__Required work__:
Pick out all lines in the listing holding the string "text" and copy them.

__Records supplied__:
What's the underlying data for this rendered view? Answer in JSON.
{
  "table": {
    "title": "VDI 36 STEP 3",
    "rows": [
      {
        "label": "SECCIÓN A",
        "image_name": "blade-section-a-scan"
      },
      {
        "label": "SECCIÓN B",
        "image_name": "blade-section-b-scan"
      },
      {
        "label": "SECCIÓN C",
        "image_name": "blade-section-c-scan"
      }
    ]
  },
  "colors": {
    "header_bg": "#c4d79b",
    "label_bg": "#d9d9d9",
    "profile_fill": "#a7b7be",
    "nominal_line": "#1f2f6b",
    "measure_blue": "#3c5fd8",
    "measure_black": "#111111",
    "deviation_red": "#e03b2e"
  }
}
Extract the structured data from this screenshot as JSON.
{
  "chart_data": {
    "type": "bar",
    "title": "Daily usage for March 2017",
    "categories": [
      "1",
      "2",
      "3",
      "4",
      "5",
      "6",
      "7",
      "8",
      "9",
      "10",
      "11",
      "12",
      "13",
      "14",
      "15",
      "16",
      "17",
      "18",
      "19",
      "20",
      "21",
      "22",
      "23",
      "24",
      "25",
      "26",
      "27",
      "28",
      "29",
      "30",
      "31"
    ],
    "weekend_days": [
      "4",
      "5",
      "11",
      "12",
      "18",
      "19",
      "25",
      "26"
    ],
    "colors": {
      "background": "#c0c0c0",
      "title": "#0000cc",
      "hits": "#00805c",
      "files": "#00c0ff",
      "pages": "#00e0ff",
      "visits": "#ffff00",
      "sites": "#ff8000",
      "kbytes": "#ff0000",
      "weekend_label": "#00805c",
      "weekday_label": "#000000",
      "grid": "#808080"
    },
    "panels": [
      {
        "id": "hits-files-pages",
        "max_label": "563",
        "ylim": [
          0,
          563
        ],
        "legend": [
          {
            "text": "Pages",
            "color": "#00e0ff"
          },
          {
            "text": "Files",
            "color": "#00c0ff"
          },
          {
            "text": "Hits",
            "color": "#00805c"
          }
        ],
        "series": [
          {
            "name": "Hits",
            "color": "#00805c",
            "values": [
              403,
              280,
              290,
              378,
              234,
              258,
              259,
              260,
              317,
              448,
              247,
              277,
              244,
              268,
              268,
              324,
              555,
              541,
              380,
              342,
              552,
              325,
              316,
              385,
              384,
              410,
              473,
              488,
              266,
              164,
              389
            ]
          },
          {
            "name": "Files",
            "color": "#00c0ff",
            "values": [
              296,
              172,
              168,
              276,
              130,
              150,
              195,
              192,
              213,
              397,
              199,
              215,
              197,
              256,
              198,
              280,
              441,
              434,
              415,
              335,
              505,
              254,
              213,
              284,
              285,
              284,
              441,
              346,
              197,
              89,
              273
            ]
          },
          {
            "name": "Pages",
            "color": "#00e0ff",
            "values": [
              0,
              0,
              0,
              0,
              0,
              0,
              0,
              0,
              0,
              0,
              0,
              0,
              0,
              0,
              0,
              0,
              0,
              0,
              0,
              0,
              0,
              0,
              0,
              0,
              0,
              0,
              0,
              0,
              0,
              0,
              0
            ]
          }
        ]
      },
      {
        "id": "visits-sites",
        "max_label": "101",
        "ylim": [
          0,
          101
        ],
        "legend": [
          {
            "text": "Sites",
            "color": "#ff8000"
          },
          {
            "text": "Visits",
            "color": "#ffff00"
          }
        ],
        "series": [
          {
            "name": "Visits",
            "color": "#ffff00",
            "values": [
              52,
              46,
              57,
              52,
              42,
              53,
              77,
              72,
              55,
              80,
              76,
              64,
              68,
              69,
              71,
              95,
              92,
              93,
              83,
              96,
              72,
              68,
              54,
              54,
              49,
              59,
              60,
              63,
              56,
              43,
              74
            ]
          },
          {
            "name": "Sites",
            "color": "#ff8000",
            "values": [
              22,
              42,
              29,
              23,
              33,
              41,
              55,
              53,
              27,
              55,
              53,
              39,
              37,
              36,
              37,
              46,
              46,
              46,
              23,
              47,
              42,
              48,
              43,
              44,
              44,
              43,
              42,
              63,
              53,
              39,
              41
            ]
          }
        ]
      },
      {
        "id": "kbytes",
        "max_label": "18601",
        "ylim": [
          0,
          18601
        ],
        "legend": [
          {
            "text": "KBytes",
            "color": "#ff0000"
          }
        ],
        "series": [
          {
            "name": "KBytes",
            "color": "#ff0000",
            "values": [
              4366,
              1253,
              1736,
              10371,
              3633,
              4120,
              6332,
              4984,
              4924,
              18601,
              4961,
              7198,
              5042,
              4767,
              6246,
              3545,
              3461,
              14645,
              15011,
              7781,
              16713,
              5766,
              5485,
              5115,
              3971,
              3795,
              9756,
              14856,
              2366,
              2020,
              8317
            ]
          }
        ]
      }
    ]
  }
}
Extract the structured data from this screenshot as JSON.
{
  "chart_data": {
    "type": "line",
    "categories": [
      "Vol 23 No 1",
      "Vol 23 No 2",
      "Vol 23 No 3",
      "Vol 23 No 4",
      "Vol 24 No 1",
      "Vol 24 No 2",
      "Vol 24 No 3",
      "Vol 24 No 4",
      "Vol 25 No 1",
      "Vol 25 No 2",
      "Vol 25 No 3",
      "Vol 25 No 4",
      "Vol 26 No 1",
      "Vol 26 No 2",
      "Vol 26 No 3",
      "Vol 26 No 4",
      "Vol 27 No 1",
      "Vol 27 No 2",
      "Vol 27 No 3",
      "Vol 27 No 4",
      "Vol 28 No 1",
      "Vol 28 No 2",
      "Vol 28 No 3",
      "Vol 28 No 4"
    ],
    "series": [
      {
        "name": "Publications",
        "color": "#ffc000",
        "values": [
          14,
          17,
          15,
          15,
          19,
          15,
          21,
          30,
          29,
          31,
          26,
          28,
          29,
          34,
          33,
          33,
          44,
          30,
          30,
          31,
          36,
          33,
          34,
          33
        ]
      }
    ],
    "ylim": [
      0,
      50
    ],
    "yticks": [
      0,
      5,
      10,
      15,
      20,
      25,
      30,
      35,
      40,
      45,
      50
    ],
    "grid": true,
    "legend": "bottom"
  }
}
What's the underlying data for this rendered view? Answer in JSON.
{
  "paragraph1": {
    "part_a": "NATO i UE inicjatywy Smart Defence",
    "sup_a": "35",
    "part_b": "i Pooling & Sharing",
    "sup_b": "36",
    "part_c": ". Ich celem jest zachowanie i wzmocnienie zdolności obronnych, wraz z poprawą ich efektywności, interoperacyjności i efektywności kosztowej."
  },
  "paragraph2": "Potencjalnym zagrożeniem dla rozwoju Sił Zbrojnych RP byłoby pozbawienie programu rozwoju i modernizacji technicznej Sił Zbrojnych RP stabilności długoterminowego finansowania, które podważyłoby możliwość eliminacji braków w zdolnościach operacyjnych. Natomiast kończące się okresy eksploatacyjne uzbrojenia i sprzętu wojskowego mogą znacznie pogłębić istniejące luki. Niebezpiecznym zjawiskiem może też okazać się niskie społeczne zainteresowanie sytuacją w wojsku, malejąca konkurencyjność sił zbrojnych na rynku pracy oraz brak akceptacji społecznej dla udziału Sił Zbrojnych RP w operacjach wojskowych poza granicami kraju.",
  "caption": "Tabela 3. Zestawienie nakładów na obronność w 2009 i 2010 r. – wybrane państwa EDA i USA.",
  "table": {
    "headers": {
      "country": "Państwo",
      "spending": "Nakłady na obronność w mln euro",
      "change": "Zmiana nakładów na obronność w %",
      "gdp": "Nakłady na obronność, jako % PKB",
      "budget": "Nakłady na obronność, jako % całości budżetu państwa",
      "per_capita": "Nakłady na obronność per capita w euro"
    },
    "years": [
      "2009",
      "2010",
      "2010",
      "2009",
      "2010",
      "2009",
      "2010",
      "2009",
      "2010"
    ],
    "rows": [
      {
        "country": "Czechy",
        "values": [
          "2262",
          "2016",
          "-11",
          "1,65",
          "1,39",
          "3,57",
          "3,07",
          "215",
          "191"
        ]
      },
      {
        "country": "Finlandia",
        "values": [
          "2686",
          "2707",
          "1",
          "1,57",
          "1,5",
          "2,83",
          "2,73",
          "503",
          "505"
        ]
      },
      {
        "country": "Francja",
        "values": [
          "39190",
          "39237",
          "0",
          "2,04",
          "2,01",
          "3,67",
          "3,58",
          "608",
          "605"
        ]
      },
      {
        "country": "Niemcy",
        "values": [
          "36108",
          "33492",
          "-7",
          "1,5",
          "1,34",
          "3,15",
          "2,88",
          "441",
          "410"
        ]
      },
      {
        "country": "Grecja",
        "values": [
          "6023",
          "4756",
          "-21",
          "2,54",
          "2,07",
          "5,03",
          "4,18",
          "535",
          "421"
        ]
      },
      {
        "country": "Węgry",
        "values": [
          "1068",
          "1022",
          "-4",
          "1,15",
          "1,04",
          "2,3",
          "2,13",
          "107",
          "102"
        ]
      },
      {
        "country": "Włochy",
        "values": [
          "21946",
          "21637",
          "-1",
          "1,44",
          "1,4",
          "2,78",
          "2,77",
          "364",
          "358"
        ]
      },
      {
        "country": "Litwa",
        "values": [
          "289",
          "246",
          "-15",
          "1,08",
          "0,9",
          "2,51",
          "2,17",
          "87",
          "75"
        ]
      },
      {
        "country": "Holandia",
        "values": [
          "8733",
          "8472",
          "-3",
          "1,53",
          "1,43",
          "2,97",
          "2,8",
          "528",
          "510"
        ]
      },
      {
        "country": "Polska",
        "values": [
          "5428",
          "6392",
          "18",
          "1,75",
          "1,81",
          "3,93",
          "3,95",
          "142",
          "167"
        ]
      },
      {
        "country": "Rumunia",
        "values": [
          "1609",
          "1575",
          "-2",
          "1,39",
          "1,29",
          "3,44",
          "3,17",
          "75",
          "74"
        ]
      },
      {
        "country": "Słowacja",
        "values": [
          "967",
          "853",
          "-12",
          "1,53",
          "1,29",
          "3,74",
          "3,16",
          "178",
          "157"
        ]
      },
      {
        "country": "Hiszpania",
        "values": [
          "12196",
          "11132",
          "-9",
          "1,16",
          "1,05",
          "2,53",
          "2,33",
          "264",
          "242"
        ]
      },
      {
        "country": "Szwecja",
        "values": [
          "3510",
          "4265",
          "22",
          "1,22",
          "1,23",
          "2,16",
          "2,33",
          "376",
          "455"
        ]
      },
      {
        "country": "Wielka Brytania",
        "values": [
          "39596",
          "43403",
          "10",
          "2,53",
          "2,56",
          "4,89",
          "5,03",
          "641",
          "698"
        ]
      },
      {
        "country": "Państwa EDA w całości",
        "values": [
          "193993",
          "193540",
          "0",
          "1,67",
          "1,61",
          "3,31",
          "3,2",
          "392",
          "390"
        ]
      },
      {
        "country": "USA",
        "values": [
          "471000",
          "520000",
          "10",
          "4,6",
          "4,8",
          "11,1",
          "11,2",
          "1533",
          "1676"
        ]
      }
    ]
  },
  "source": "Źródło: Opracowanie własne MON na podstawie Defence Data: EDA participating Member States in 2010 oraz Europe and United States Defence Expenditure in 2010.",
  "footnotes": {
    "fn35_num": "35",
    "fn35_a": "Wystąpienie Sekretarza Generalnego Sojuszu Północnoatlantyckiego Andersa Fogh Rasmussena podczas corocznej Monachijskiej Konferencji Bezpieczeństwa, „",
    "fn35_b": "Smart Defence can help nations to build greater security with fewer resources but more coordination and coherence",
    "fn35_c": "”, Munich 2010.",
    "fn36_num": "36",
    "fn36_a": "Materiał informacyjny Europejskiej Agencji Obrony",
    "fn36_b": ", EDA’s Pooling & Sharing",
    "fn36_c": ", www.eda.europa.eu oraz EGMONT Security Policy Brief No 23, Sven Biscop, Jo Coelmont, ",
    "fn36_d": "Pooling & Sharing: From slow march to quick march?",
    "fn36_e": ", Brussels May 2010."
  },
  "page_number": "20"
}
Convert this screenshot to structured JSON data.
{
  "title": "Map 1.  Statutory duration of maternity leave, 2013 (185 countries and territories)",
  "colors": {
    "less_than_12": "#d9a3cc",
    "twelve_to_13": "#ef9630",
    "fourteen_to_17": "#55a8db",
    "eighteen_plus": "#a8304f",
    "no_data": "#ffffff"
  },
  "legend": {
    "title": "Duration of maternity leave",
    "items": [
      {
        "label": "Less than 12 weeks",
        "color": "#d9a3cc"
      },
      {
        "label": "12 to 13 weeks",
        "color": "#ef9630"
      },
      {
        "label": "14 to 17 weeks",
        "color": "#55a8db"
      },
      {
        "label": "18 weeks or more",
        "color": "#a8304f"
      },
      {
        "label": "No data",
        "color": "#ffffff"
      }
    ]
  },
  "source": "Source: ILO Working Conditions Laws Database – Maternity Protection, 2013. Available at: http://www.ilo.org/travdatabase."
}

__Exercise response__:
            "text": "Pages",
            "text": "Files",
            "text": "Hits",
            "text": "Sites",
            "text": "Visits",
            "text": "KBytes",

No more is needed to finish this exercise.